* The request: Print the data that follows exactly.

Excerpt from a dataset:
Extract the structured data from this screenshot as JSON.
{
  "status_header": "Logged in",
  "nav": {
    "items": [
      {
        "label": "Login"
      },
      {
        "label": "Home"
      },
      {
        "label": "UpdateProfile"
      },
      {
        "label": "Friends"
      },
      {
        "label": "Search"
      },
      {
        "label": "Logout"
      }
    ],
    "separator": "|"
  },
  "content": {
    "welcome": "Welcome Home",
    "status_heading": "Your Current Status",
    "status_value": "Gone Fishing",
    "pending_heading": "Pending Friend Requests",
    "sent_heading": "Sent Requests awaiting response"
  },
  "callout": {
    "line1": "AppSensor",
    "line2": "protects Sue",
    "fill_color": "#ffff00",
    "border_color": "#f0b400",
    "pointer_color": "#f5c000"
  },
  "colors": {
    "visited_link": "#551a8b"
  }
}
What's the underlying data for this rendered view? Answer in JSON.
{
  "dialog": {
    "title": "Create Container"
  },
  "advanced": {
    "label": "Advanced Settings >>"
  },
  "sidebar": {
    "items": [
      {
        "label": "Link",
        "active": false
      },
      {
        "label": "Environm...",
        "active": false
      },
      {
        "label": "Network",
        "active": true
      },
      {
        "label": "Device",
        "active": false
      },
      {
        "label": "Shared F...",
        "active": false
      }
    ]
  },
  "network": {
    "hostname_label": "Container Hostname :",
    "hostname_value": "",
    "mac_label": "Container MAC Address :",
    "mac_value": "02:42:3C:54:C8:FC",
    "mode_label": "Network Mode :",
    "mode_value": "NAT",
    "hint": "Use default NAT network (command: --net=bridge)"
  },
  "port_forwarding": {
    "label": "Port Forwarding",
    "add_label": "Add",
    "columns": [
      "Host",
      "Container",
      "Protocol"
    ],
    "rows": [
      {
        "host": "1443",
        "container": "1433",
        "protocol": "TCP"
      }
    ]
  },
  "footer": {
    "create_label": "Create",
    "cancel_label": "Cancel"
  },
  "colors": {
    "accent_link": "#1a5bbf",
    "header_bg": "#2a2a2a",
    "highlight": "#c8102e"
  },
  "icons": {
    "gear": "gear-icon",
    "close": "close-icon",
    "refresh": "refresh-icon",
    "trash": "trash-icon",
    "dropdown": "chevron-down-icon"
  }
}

* The answer:
Extract the structured data from this screenshot as JSON.
{
  "status_header": "Logged in",
  "nav": {
    "items": [
      {
        "label": "Login"
      },
      {
        "label": "Home"
      },
      {
        "label": "UpdateProfile"
      },
      {
        "label": "Friends"
      },
      {
        "label": "Search"
      },
      {
        "label": "Logout"
      }
    ],
    "separator": "|"
  },
  "content": {
    "welcome": "Welcome Home",
    "status_heading": "Your Current Status",
    "status_value": "Gone Fishing",
    "pending_heading": "Pending Friend Requests",
    "sent_heading": "Sent Requests awaiting response"
  },
  "callout": {
    "line1": "AppSensor",
    "line2": "protects Sue",
    "fill_color": "#ffff00",
    "border_color": "#f0b400",
    "pointer_color": "#f5c000"
  },
  "colors": {
    "visited_link": "#551a8b"
  }
}
What's the underlying data for this rendered view? Answer in JSON.
{
  "dialog": {
    "title": "Create Container"
  },
  "advanced": {
    "label": "Advanced Settings >>"
  },
  "sidebar": {
    "items": [
      {
        "label": "Link",
        "active": false
      },
      {
        "label": "Environm...",
        "active": false
      },
      {
        "label": "Network",
        "active": true
      },
      {
        "label": "Device",
        "active": false
      },
      {
        "label": "Shared F...",
        "active": false
      }
    ]
  },
  "network": {
    "hostname_label": "Container Hostname :",
    "hostname_value": "",
    "mac_label": "Container MAC Address :",
    "mac_value": "02:42:3C:54:C8:FC",
    "mode_label": "Network Mode :",
    "mode_value": "NAT",
    "hint": "Use default NAT network (command: --net=bridge)"
  },
  "port_forwarding": {
    "label": "Port Forwarding",
    "add_label": "Add",
    "columns": [
      "Host",
      "Container",
      "Protocol"
    ],
    "rows": [
      {
        "host": "1443",
        "container": "1433",
        "protocol": "TCP"
      }
    ]
  },
  "footer": {
    "create_label": "Create",
    "cancel_label": "Cancel"
  },
  "colors": {
    "accent_link": "#1a5bbf",
    "header_bg": "#2a2a2a",
    "highlight": "#c8102e"
  },
  "icons": {
    "gear": "gear-icon",
    "close": "close-icon",
    "refresh": "refresh-icon",
    "trash": "trash-icon",
    "dropdown": "chevron-down-icon"
  }
}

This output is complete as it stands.